Directions for this task
Every line below is to be quoted exactly, with nothing added or dropped.

========================================================================

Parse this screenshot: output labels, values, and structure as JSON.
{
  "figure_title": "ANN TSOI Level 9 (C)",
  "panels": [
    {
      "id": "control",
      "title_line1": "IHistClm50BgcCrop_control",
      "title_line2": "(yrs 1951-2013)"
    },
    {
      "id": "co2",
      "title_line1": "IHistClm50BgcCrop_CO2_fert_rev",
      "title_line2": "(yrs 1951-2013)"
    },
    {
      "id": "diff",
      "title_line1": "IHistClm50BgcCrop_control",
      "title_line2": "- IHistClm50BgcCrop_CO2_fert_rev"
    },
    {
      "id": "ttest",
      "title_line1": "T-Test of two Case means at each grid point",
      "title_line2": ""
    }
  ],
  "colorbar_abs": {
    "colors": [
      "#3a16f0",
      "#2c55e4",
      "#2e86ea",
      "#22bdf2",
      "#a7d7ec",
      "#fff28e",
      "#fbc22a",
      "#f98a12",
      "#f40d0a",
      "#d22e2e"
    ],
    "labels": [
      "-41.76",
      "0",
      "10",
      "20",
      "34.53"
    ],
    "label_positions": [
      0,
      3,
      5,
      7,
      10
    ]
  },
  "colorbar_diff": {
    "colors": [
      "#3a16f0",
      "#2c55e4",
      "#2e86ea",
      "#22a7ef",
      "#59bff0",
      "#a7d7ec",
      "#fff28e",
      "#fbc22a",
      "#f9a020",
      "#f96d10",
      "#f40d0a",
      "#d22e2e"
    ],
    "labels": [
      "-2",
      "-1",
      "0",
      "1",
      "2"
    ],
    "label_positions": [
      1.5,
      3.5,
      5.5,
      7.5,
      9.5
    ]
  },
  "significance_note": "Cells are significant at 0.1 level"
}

========================================================================

Written answer
Parse this screenshot: output labels, values, and structure as JSON.
{
  "figure_title": "ANN TSOI Level 9 (C)",
  "panels": [
    {
      "id": "control",
      "title_line1": "IHistClm50BgcCrop_control",
      "title_line2": "(yrs 1951-2013)"
    },
    {
      "id": "co2",
      "title_line1": "IHistClm50BgcCrop_CO2_fert_rev",
      "title_line2": "(yrs 1951-2013)"
    },
    {
      "id": "diff",
      "title_line1": "IHistClm50BgcCrop_control",
      "title_line2": "- IHistClm50BgcCrop_CO2_fert_rev"
    },
    {
      "id": "ttest",
      "title_line1": "T-Test of two Case means at each grid point",
      "title_line2": ""
    }
  ],
  "colorbar_abs": {
    "colors": [
      "#3a16f0",
      "#2c55e4",
      "#2e86ea",
      "#22bdf2",
      "#a7d7ec",
      "#fff28e",
      "#fbc22a",
      "#f98a12",
      "#f40d0a",
      "#d22e2e"
    ],
    "labels": [
      "-41.76",
      "0",
      "10",
      "20",
      "34.53"
    ],
    "label_positions": [
      0,
      3,
      5,
      7,
      10
    ]
  },
  "colorbar_diff": {
    "colors": [
      "#3a16f0",
      "#2c55e4",
      "#2e86ea",
      "#22a7ef",
      "#59bff0",
      "#a7d7ec",
      "#fff28e",
      "#fbc22a",
      "#f9a020",
      "#f96d10",
      "#f40d0a",
      "#d22e2e"
    ],
    "labels": [
      "-2",
      "-1",
      "0",
      "1",
      "2"
    ],
    "label_positions": [
      1.5,
      3.5,
      5.5,
      7.5,
      9.5
    ]
  },
  "significance_note": "Cells are significant at 0.1 level"
}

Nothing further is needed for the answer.